→ **Task brief**
Copy the data below exactly, omitting any picture it contains.

START

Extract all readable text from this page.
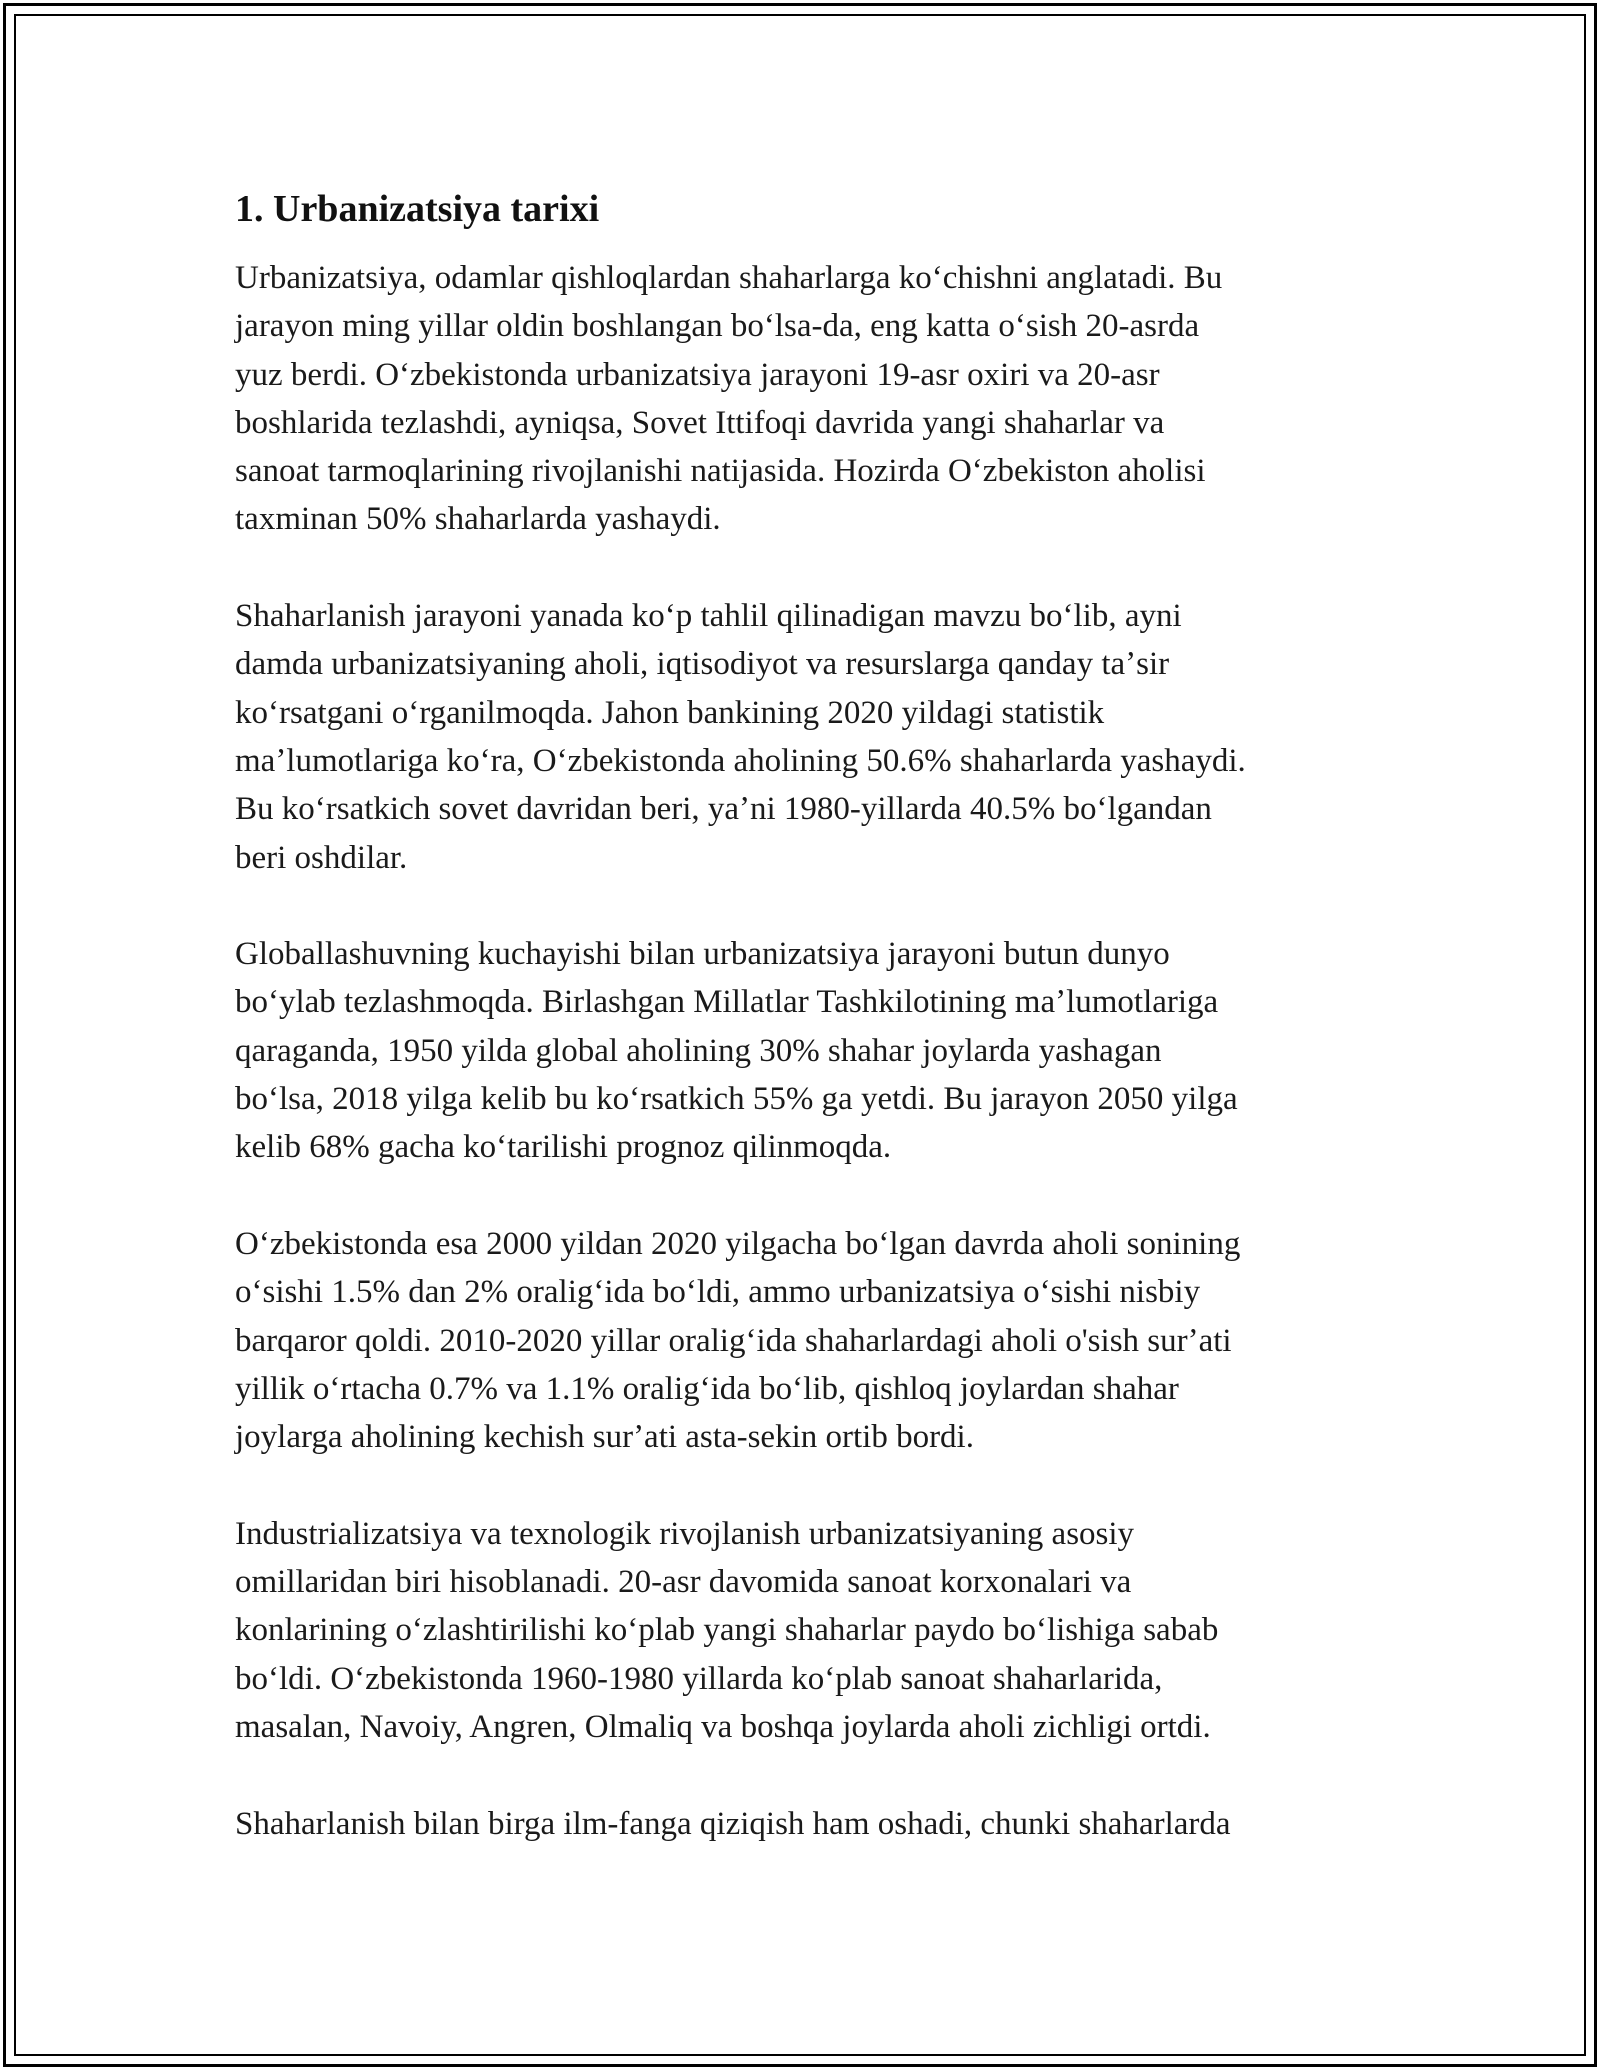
1. Urbanizatsiya tarixi

Urbanizatsiya, odamlar qishloqlardan shaharlarga koʻchishni anglatadi. Bu
jarayon ming yillar oldin boshlangan boʻlsa-da, eng katta oʻsish 20-asrda
yuz berdi. Oʻzbekistonda urbanizatsiya jarayoni 19-asr oxiri va 20-asr
boshlarida tezlashdi, ayniqsa, Sovet Ittifoqi davrida yangi shaharlar va
sanoat tarmoqlarining rivojlanishi natijasida. Hozirda Oʻzbekiston aholisi
taxminan 50% shaharlarda yashaydi.

Shaharlanish jarayoni yanada koʻp tahlil qilinadigan mavzu boʻlib, ayni
damda urbanizatsiyaning aholi, iqtisodiyot va resurslarga qanday taʼsir
koʻrsatgani oʻrganilmoqda. Jahon bankining 2020 yildagi statistik
maʼlumotlariga koʻra, Oʻzbekistonda aholining 50.6% shaharlarda yashaydi.
Bu koʻrsatkich sovet davridan beri, yaʼni 1980-yillarda 40.5% boʻlgandan
beri oshdilar.

Globallashuvning kuchayishi bilan urbanizatsiya jarayoni butun dunyo
boʻylab tezlashmoqda. Birlashgan Millatlar Tashkilotining maʼlumotlariga
qaraganda, 1950 yilda global aholining 30% shahar joylarda yashagan
boʻlsa, 2018 yilga kelib bu koʻrsatkich 55% ga yetdi. Bu jarayon 2050 yilga
kelib 68% gacha koʻtarilishi prognoz qilinmoqda.

Oʻzbekistonda esa 2000 yildan 2020 yilgacha boʻlgan davrda aholi sonining
oʻsishi 1.5% dan 2% oraligʻida boʻldi, ammo urbanizatsiya oʻsishi nisbiy
barqaror qoldi. 2010-2020 yillar oraligʻida shaharlardagi aholi o'sish surʼati
yillik oʻrtacha 0.7% va 1.1% oraligʻida boʻlib, qishloq joylardan shahar
joylarga aholining kechish surʼati asta-sekin ortib bordi.

Industrializatsiya va texnologik rivojlanish urbanizatsiyaning asosiy
omillaridan biri hisoblanadi. 20-asr davomida sanoat korxonalari va
konlarining oʻzlashtirilishi koʻplab yangi shaharlar paydo boʻlishiga sabab
boʻldi. Oʻzbekistonda 1960-1980 yillarda koʻplab sanoat shaharlarida,
masalan, Navoiy, Angren, Olmaliq va boshqa joylarda aholi zichligi ortdi.

Shaharlanish bilan birga ilm-fanga qiziqish ham oshadi, chunki shaharlarda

END

→ **Completed exercise**
Extract all readable text from this page.
1. Urbanizatsiya tarixi

Urbanizatsiya, odamlar qishloqlardan shaharlarga koʻchishni anglatadi. Bu
jarayon ming yillar oldin boshlangan boʻlsa-da, eng katta oʻsish 20-asrda
yuz berdi. Oʻzbekistonda urbanizatsiya jarayoni 19-asr oxiri va 20-asr
boshlarida tezlashdi, ayniqsa, Sovet Ittifoqi davrida yangi shaharlar va
sanoat tarmoqlarining rivojlanishi natijasida. Hozirda Oʻzbekiston aholisi
taxminan 50% shaharlarda yashaydi.

Shaharlanish jarayoni yanada koʻp tahlil qilinadigan mavzu boʻlib, ayni
damda urbanizatsiyaning aholi, iqtisodiyot va resurslarga qanday taʼsir
koʻrsatgani oʻrganilmoqda. Jahon bankining 2020 yildagi statistik
maʼlumotlariga koʻra, Oʻzbekistonda aholining 50.6% shaharlarda yashaydi.
Bu koʻrsatkich sovet davridan beri, yaʼni 1980-yillarda 40.5% boʻlgandan
beri oshdilar.

Globallashuvning kuchayishi bilan urbanizatsiya jarayoni butun dunyo
boʻylab tezlashmoqda. Birlashgan Millatlar Tashkilotining maʼlumotlariga
qaraganda, 1950 yilda global aholining 30% shahar joylarda yashagan
boʻlsa, 2018 yilga kelib bu koʻrsatkich 55% ga yetdi. Bu jarayon 2050 yilga
kelib 68% gacha koʻtarilishi prognoz qilinmoqda.

Oʻzbekistonda esa 2000 yildan 2020 yilgacha boʻlgan davrda aholi sonining
oʻsishi 1.5% dan 2% oraligʻida boʻldi, ammo urbanizatsiya oʻsishi nisbiy
barqaror qoldi. 2010-2020 yillar oraligʻida shaharlardagi aholi o'sish surʼati
yillik oʻrtacha 0.7% va 1.1% oraligʻida boʻlib, qishloq joylardan shahar
joylarga aholining kechish surʼati asta-sekin ortib bordi.

Industrializatsiya va texnologik rivojlanish urbanizatsiyaning asosiy
omillaridan biri hisoblanadi. 20-asr davomida sanoat korxonalari va
konlarining oʻzlashtirilishi koʻplab yangi shaharlar paydo boʻlishiga sabab
boʻldi. Oʻzbekistonda 1960-1980 yillarda koʻplab sanoat shaharlarida,
masalan, Navoiy, Angren, Olmaliq va boshqa joylarda aholi zichligi ortdi.

Shaharlanish bilan birga ilm-fanga qiziqish ham oshadi, chunki shaharlarda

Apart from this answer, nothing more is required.